> MATERIAL:
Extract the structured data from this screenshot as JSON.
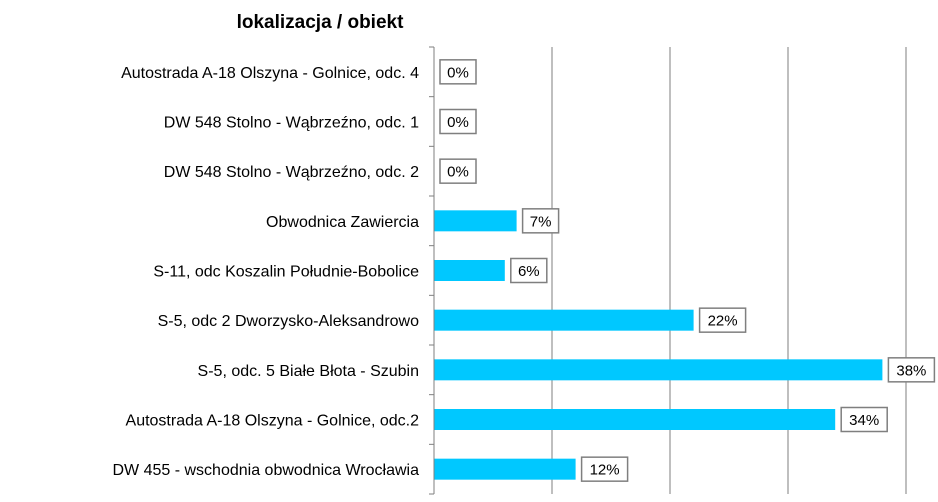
{
  "chart_data": {
    "type": "bar",
    "orientation": "horizontal",
    "title": "lokalizacja / obiekt",
    "categories": [
      "Autostrada A-18 Olszyna - Golnice, odc. 4",
      "DW 548 Stolno - Wąbrzeźno, odc. 1",
      "DW 548 Stolno - Wąbrzeźno, odc. 2",
      "Obwodnica Zawiercia",
      "S-11, odc Koszalin Południe-Bobolice",
      "S-5, odc 2 Dworzysko-Aleksandrowo",
      "S-5, odc. 5 Białe Błota - Szubin",
      "Autostrada A-18 Olszyna - Golnice, odc.2",
      "DW 455 - wschodnia obwodnica Wrocławia"
    ],
    "values": [
      0,
      0,
      0,
      7,
      6,
      22,
      38,
      34,
      12
    ],
    "value_labels": [
      "0%",
      "0%",
      "0%",
      "7%",
      "6%",
      "22%",
      "38%",
      "34%",
      "12%"
    ],
    "unit": "%",
    "xlim": [
      0,
      40
    ],
    "gridlines": [
      10,
      20,
      30,
      40
    ],
    "grid": true,
    "legend": "none",
    "bar_color": "#00c8ff",
    "grid_color": "#7f7f7f",
    "label_box_color": "#7f7f7f"
  }
}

> REQUIREMENTS: Copy every line from the entries that contains the word "Golnice".

> ANSWER BELOW:
      "Autostrada A-18 Olszyna - Golnice, odc. 4",
      "Autostrada A-18 Olszyna - Golnice, odc.2",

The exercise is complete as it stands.